**DO THIS:** In full and without deviation, write out the entries that follow.

Data items:
►
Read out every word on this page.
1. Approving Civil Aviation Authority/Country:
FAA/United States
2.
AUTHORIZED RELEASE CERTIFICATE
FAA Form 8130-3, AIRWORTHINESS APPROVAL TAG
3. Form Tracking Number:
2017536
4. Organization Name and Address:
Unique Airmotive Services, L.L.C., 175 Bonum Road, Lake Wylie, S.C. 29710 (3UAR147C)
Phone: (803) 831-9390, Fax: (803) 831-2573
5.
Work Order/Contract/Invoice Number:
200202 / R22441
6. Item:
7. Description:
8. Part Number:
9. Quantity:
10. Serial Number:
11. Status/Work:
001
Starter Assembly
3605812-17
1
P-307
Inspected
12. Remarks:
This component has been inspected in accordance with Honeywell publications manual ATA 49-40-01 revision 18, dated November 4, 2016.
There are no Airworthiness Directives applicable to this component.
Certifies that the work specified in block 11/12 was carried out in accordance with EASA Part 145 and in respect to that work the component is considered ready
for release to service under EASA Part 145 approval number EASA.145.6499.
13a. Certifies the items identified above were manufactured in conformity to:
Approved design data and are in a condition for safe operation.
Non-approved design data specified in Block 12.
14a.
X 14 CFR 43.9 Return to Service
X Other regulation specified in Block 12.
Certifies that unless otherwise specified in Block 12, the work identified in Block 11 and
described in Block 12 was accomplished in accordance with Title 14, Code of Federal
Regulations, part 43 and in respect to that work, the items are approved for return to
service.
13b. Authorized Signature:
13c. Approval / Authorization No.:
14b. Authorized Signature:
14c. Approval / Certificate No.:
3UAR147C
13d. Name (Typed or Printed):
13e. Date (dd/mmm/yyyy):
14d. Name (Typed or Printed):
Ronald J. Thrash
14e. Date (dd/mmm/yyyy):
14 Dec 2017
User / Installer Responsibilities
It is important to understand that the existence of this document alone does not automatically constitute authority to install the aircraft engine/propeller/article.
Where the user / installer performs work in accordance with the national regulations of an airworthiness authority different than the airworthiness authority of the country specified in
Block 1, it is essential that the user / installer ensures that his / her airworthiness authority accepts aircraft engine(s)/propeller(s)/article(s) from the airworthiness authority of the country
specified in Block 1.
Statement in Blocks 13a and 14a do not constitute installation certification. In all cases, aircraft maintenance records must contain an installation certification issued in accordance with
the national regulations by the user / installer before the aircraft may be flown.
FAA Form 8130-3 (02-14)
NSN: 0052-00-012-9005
◄
**ANSWER TO THIS PROBLEM:**
Read out every word on this page.
1. Approving Civil Aviation Authority/Country:
FAA/United States
2.
AUTHORIZED RELEASE CERTIFICATE
FAA Form 8130-3, AIRWORTHINESS APPROVAL TAG
3. Form Tracking Number:
2017536
4. Organization Name and Address:
Unique Airmotive Services, L.L.C., 175 Bonum Road, Lake Wylie, S.C. 29710 (3UAR147C)
Phone: (803) 831-9390, Fax: (803) 831-2573
5.
Work Order/Contract/Invoice Number:
200202 / R22441
6. Item:
7. Description:
8. Part Number:
9. Quantity:
10. Serial Number:
11. Status/Work:
001
Starter Assembly
3605812-17
1
P-307
Inspected
12. Remarks:
This component has been inspected in accordance with Honeywell publications manual ATA 49-40-01 revision 18, dated November 4, 2016.
There are no Airworthiness Directives applicable to this component.
Certifies that the work specified in block 11/12 was carried out in accordance with EASA Part 145 and in respect to that work the component is considered ready
for release to service under EASA Part 145 approval number EASA.145.6499.
13a. Certifies the items identified above were manufactured in conformity to:
Approved design data and are in a condition for safe operation.
Non-approved design data specified in Block 12.
14a.
X 14 CFR 43.9 Return to Service
X Other regulation specified in Block 12.
Certifies that unless otherwise specified in Block 12, the work identified in Block 11 and
described in Block 12 was accomplished in accordance with Title 14, Code of Federal
Regulations, part 43 and in respect to that work, the items are approved for return to
service.
13b. Authorized Signature:
13c. Approval / Authorization No.:
14b. Authorized Signature:
14c. Approval / Certificate No.:
3UAR147C
13d. Name (Typed or Printed):
13e. Date (dd/mmm/yyyy):
14d. Name (Typed or Printed):
Ronald J. Thrash
14e. Date (dd/mmm/yyyy):
14 Dec 2017
User / Installer Responsibilities
It is important to understand that the existence of this document alone does not automatically constitute authority to install the aircraft engine/propeller/article.
Where the user / installer performs work in accordance with the national regulations of an airworthiness authority different than the airworthiness authority of the country specified in
Block 1, it is essential that the user / installer ensures that his / her airworthiness authority accepts aircraft engine(s)/propeller(s)/article(s) from the airworthiness authority of the country
specified in Block 1.
Statement in Blocks 13a and 14a do not constitute installation certification. In all cases, aircraft maintenance records must contain an installation certification issued in accordance with
the national regulations by the user / installer before the aircraft may be flown.
FAA Form 8130-3 (02-14)
NSN: 0052-00-012-9005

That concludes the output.